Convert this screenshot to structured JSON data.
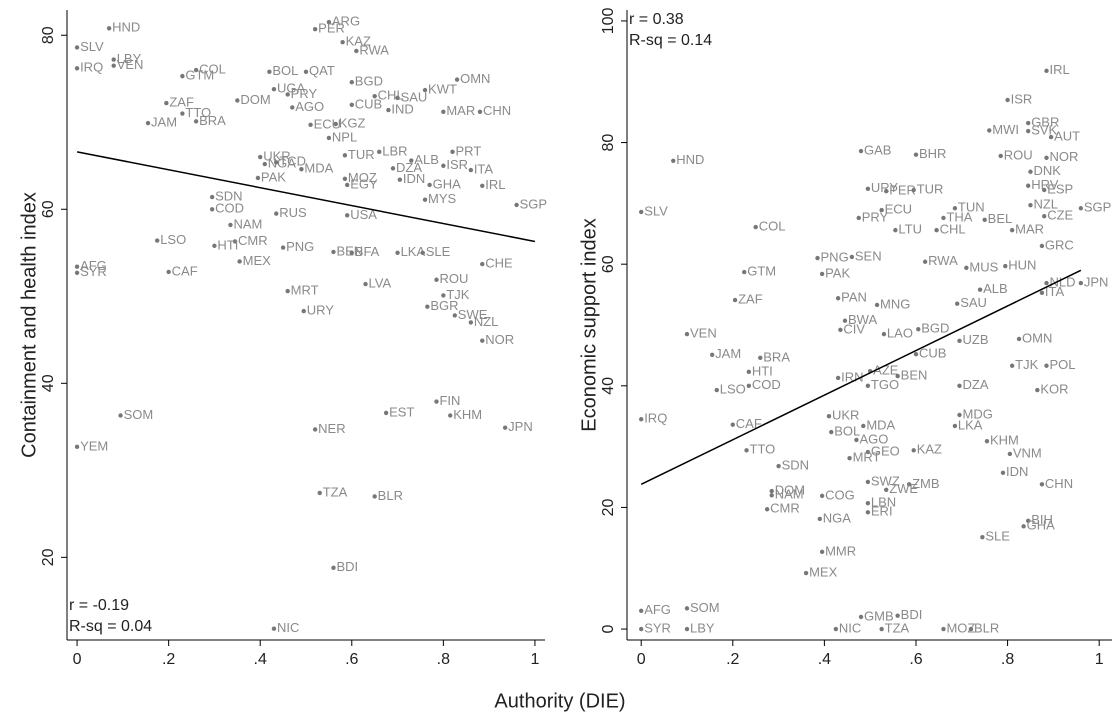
{
  "x_label": "Authority (DIE)",
  "chart_data": [
    {
      "type": "scatter",
      "y_label": "Containment and health index",
      "annotations": [
        "r = -0.19",
        "R-sq = 0.04"
      ],
      "xlim": [
        -0.022,
        1.022
      ],
      "ylim": [
        10.5,
        82.9
      ],
      "xticks": [
        0,
        {
          "value": 0.2,
          "label": ".2"
        },
        {
          "value": 0.4,
          "label": ".4"
        },
        {
          "value": 0.6,
          "label": ".6"
        },
        {
          "value": 0.8,
          "label": ".8"
        },
        1
      ],
      "yticks": [
        20,
        40,
        60,
        80
      ],
      "color": "#777777",
      "fit_line": {
        "x": [
          0,
          1
        ],
        "y": [
          66.6,
          56.3
        ]
      },
      "point_labels": [
        "HND",
        "SLV",
        "IRQ",
        "LBY",
        "VEN",
        "COL",
        "GTM",
        "ZAF",
        "TTO",
        "JAM",
        "BRA",
        "DOM",
        "UGA",
        "PRY",
        "ARG",
        "PER",
        "KAZ",
        "RWA",
        "QAT",
        "BOL",
        "BGD",
        "OMN",
        "KWT",
        "CHL",
        "SAU",
        "CUB",
        "IND",
        "MAR",
        "CHN",
        "AGO",
        "ECU",
        "KGZ",
        "NPL",
        "TUR",
        "LBR",
        "PRT",
        "ALB",
        "ISR",
        "ITA",
        "DZA",
        "UKR",
        "NGA",
        "TCD",
        "MDA",
        "MOZ",
        "IDN",
        "PAK",
        "EGY",
        "GHA",
        "IRL",
        "SDN",
        "COD",
        "SGP",
        "MYS",
        "USA",
        "RUS",
        "NAM",
        "LSO",
        "CMR",
        "HTI",
        "MEX",
        "PNG",
        "BEN",
        "BFA",
        "LKA",
        "SLE",
        "CHE",
        "AFG",
        "SYR",
        "CAF",
        "ROU",
        "LVA",
        "TJK",
        "MRT",
        "BGR",
        "URY",
        "SWE",
        "NZL",
        "NOR",
        "FIN",
        "EST",
        "KHM",
        "SOM",
        "NER",
        "JPN",
        "YEM",
        "TZA",
        "BLR",
        "BDI",
        "NIC"
      ],
      "x": [
        0.07,
        0,
        0,
        0.08,
        0.08,
        0.26,
        0.23,
        0.195,
        0.23,
        0.155,
        0.26,
        0.35,
        0.43,
        0.46,
        0.55,
        0.52,
        0.58,
        0.61,
        0.5,
        0.42,
        0.6,
        0.83,
        0.76,
        0.65,
        0.7,
        0.6,
        0.68,
        0.8,
        0.88,
        0.47,
        0.51,
        0.565,
        0.55,
        0.585,
        0.66,
        0.82,
        0.73,
        0.8,
        0.86,
        0.69,
        0.4,
        0.41,
        0.435,
        0.49,
        0.585,
        0.705,
        0.395,
        0.59,
        0.77,
        0.885,
        0.295,
        0.295,
        0.96,
        0.76,
        0.59,
        0.435,
        0.335,
        0.175,
        0.345,
        0.3,
        0.355,
        0.45,
        0.56,
        0.6,
        0.7,
        0.755,
        0.885,
        0,
        0,
        0.2,
        0.785,
        0.63,
        0.8,
        0.46,
        0.765,
        0.495,
        0.825,
        0.86,
        0.885,
        0.785,
        0.675,
        0.815,
        0.095,
        0.52,
        0.935,
        0,
        0.53,
        0.65,
        0.56,
        0.43
      ],
      "values": [
        80.8,
        78.6,
        76.2,
        77.2,
        76.5,
        76,
        75.3,
        72.2,
        71,
        69.9,
        70.1,
        72.5,
        73.8,
        73.2,
        81.5,
        80.7,
        79.2,
        78.2,
        75.8,
        75.8,
        74.6,
        74.9,
        73.7,
        73,
        72.8,
        72,
        71.4,
        71.2,
        71.2,
        71.7,
        69.7,
        69.8,
        68.2,
        66.2,
        66.6,
        66.6,
        65.6,
        65,
        64.5,
        64.7,
        66,
        65.2,
        65.4,
        64.6,
        63.5,
        63.4,
        63.6,
        62.8,
        62.8,
        62.7,
        61.4,
        60,
        60.5,
        61.1,
        59.3,
        59.5,
        58.2,
        56.4,
        56.3,
        55.8,
        54,
        55.6,
        55.1,
        55,
        55,
        55,
        53.7,
        53.4,
        52.7,
        52.8,
        51.9,
        51.4,
        50.1,
        50.6,
        48.8,
        48.3,
        47.8,
        47,
        44.9,
        37.9,
        36.6,
        36.3,
        36.3,
        34.7,
        34.9,
        32.7,
        27.4,
        27,
        18.8,
        11.8
      ]
    },
    {
      "type": "scatter",
      "y_label": "Economic support index",
      "annotations": [
        "r = 0.38",
        "R-sq = 0.14"
      ],
      "xlim": [
        -0.031,
        1.028
      ],
      "ylim": [
        -1.8,
        101.8
      ],
      "xticks": [
        0,
        {
          "value": 0.2,
          "label": ".2"
        },
        {
          "value": 0.4,
          "label": ".4"
        },
        {
          "value": 0.6,
          "label": ".6"
        },
        {
          "value": 0.8,
          "label": ".8"
        },
        1
      ],
      "yticks": [
        0,
        20,
        40,
        60,
        80,
        100
      ],
      "color": "#777777",
      "fit_line": {
        "x": [
          0,
          0.96
        ],
        "y": [
          23.8,
          59
        ]
      },
      "point_labels": [
        "IRL",
        "ISR",
        "GBR",
        "MWI",
        "SVK",
        "AUT",
        "GAB",
        "BHR",
        "ROU",
        "NOR",
        "HND",
        "DNK",
        "HRV",
        "ESP",
        "URY",
        "PER",
        "TUR",
        "TUN",
        "NZL",
        "SGP",
        "ECU",
        "SLV",
        "PRY",
        "THA",
        "BEL",
        "CZE",
        "COL",
        "LTU",
        "CHL",
        "MAR",
        "PNG",
        "SEN",
        "RWA",
        "GRC",
        "MUS",
        "HUN",
        "GTM",
        "PAK",
        "ZAF",
        "PAN",
        "MNG",
        "SAU",
        "NLD",
        "JPN",
        "ITA",
        "ALB",
        "VEN",
        "BWA",
        "CIV",
        "LAO",
        "BGD",
        "UZB",
        "OMN",
        "JAM",
        "BRA",
        "CUB",
        "POL",
        "TJK",
        "HTI",
        "COD",
        "IRN",
        "AZE",
        "BEN",
        "TGO",
        "LSO",
        "DZA",
        "KOR",
        "IRQ",
        "UKR",
        "CAF",
        "MDG",
        "LKA",
        "MDA",
        "BOL",
        "AGO",
        "KHM",
        "TTO",
        "GEO",
        "KAZ",
        "MRT",
        "VNM",
        "SDN",
        "IDN",
        "CHN",
        "SWZ",
        "ZMB",
        "ZWE",
        "DOM",
        "NAM",
        "COG",
        "LBN",
        "ERI",
        "CMR",
        "NGA",
        "BIH",
        "GHA",
        "SLE",
        "MMR",
        "MEX",
        "AFG",
        "SOM",
        "GMB",
        "BDI",
        "SYR",
        "LBY",
        "NIC",
        "TZA",
        "MOZ",
        "BLR"
      ],
      "x": [
        0.885,
        0.8,
        0.845,
        0.76,
        0.845,
        0.895,
        0.48,
        0.6,
        0.785,
        0.885,
        0.07,
        0.85,
        0.845,
        0.88,
        0.495,
        0.535,
        0.595,
        0.685,
        0.85,
        0.96,
        0.525,
        0,
        0.475,
        0.66,
        0.75,
        0.88,
        0.25,
        0.555,
        0.645,
        0.81,
        0.385,
        0.46,
        0.62,
        0.875,
        0.71,
        0.795,
        0.225,
        0.395,
        0.205,
        0.43,
        0.515,
        0.69,
        0.885,
        0.96,
        0.875,
        0.74,
        0.1,
        0.445,
        0.435,
        0.53,
        0.605,
        0.695,
        0.825,
        0.155,
        0.26,
        0.6,
        0.885,
        0.81,
        0.235,
        0.235,
        0.43,
        0.5,
        0.56,
        0.495,
        0.165,
        0.695,
        0.865,
        0,
        0.41,
        0.2,
        0.695,
        0.685,
        0.485,
        0.415,
        0.47,
        0.755,
        0.23,
        0.495,
        0.595,
        0.455,
        0.805,
        0.3,
        0.79,
        0.875,
        0.495,
        0.585,
        0.535,
        0.285,
        0.285,
        0.395,
        0.495,
        0.495,
        0.275,
        0.39,
        0.845,
        0.835,
        0.745,
        0.395,
        0.36,
        0,
        0.1,
        0.48,
        0.56,
        0,
        0.1,
        0.425,
        0.525,
        0.66,
        0.72
      ],
      "values": [
        91.8,
        87,
        83.2,
        82,
        81.9,
        80.9,
        78.6,
        78,
        77.8,
        77.5,
        77,
        75.2,
        72.9,
        72.2,
        72.4,
        72,
        72.2,
        69.2,
        69.7,
        69.2,
        68.9,
        68.6,
        67.6,
        67.6,
        67.3,
        67.9,
        66.1,
        65.6,
        65.6,
        65.6,
        61,
        61.2,
        60.4,
        63,
        59.4,
        59.7,
        58.7,
        58.4,
        54.1,
        54.4,
        53.3,
        53.5,
        56.9,
        56.9,
        55.3,
        55.8,
        48.5,
        50.7,
        49.2,
        48.5,
        49.3,
        47.4,
        47.7,
        45.1,
        44.6,
        45.2,
        43.3,
        43.3,
        42.3,
        40,
        41.3,
        42.4,
        41.6,
        40,
        39.3,
        40,
        39.3,
        34.5,
        35,
        33.6,
        35.2,
        33.4,
        33.4,
        32.4,
        31.1,
        30.9,
        29.4,
        29.1,
        29.4,
        28.1,
        28.8,
        26.8,
        25.7,
        23.8,
        24.2,
        23.8,
        22.9,
        22.7,
        22,
        21.9,
        20.7,
        19.2,
        19.7,
        18.1,
        17.8,
        16.9,
        15.1,
        12.7,
        9.2,
        3,
        3.4,
        2,
        2.2,
        0,
        0,
        0,
        0,
        0,
        0
      ]
    }
  ]
}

────────────────────────────────────────

# GOAL OF THE EXERCISE:
Copy each line that contains the word "index".

# PROBLEM SOLUTION:
      "y_label": "Containment and health index",
      "y_label": "Economic support index",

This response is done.